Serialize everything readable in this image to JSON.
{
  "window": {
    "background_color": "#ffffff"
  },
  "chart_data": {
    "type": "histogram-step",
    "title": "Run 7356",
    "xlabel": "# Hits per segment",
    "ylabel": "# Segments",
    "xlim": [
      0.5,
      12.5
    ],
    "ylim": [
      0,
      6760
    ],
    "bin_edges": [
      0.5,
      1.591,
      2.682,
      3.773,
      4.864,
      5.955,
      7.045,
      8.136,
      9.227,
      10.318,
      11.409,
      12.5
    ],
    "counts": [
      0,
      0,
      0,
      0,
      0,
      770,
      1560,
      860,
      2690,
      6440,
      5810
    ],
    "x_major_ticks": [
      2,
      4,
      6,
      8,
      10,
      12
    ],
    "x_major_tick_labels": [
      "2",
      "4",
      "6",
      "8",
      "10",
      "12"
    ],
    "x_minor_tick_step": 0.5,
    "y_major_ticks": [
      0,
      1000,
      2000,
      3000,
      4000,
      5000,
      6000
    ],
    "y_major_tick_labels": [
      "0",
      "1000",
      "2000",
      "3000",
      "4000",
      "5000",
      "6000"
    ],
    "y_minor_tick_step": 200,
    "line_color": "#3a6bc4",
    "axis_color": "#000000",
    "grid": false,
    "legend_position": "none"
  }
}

WHAT YOU NEED TO DO: Copy all of the data. Keep every word exactly as it is.

COMPLETE OUTPUT:
Serialize everything readable in this image to JSON.
{
  "window": {
    "background_color": "#ffffff"
  },
  "chart_data": {
    "type": "histogram-step",
    "title": "Run 7356",
    "xlabel": "# Hits per segment",
    "ylabel": "# Segments",
    "xlim": [
      0.5,
      12.5
    ],
    "ylim": [
      0,
      6760
    ],
    "bin_edges": [
      0.5,
      1.591,
      2.682,
      3.773,
      4.864,
      5.955,
      7.045,
      8.136,
      9.227,
      10.318,
      11.409,
      12.5
    ],
    "counts": [
      0,
      0,
      0,
      0,
      0,
      770,
      1560,
      860,
      2690,
      6440,
      5810
    ],
    "x_major_ticks": [
      2,
      4,
      6,
      8,
      10,
      12
    ],
    "x_major_tick_labels": [
      "2",
      "4",
      "6",
      "8",
      "10",
      "12"
    ],
    "x_minor_tick_step": 0.5,
    "y_major_ticks": [
      0,
      1000,
      2000,
      3000,
      4000,
      5000,
      6000
    ],
    "y_major_tick_labels": [
      "0",
      "1000",
      "2000",
      "3000",
      "4000",
      "5000",
      "6000"
    ],
    "y_minor_tick_step": 200,
    "line_color": "#3a6bc4",
    "axis_color": "#000000",
    "grid": false,
    "legend_position": "none"
  }
}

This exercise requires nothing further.